==== GIVEN DATA

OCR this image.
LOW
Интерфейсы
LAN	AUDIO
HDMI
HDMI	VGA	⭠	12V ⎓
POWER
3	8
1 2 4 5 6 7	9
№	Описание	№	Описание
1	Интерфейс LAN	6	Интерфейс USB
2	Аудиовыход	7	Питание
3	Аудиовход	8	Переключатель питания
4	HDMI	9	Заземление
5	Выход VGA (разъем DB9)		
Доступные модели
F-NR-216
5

========
==== GIVEN DATA

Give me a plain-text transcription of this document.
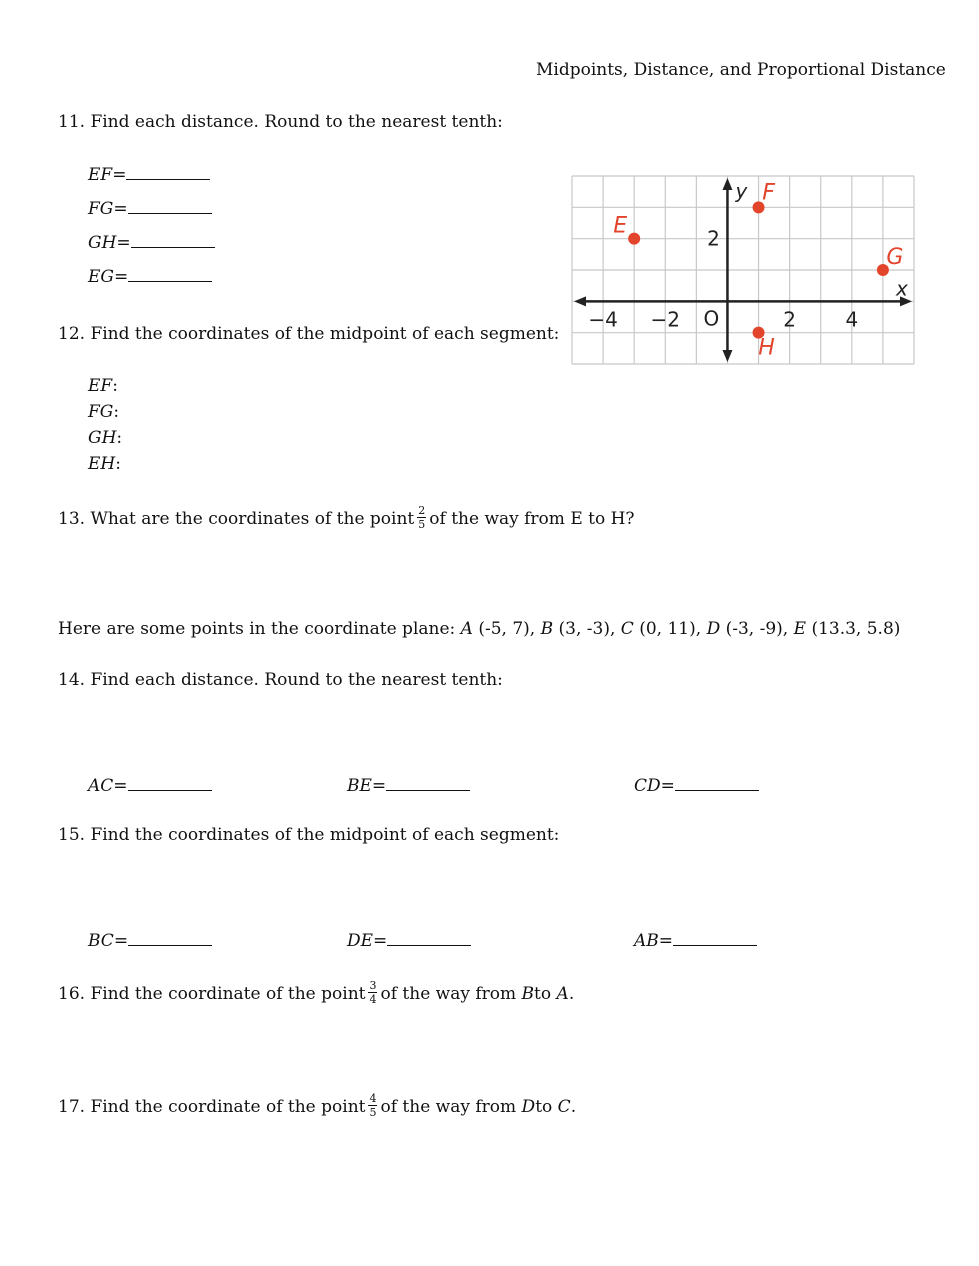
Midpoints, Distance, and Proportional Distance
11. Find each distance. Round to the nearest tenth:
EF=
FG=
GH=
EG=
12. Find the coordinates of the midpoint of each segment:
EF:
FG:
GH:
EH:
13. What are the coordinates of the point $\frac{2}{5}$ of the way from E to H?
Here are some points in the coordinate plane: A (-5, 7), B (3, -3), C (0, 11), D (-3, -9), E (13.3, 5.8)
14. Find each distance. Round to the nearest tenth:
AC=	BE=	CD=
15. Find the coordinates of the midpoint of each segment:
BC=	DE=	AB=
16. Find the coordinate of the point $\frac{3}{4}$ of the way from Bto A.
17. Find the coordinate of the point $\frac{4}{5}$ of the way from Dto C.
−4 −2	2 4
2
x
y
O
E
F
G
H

========

> AIM: Gather every line containing the word "coordinates" and copy it.

> FINAL RESULT:
12. Find the coordinates of the midpoint of each segment:
13. What are the coordinates of the point $\frac{2}{5}$ of the way from E to H?
15. Find the coordinates of the midpoint of each segment:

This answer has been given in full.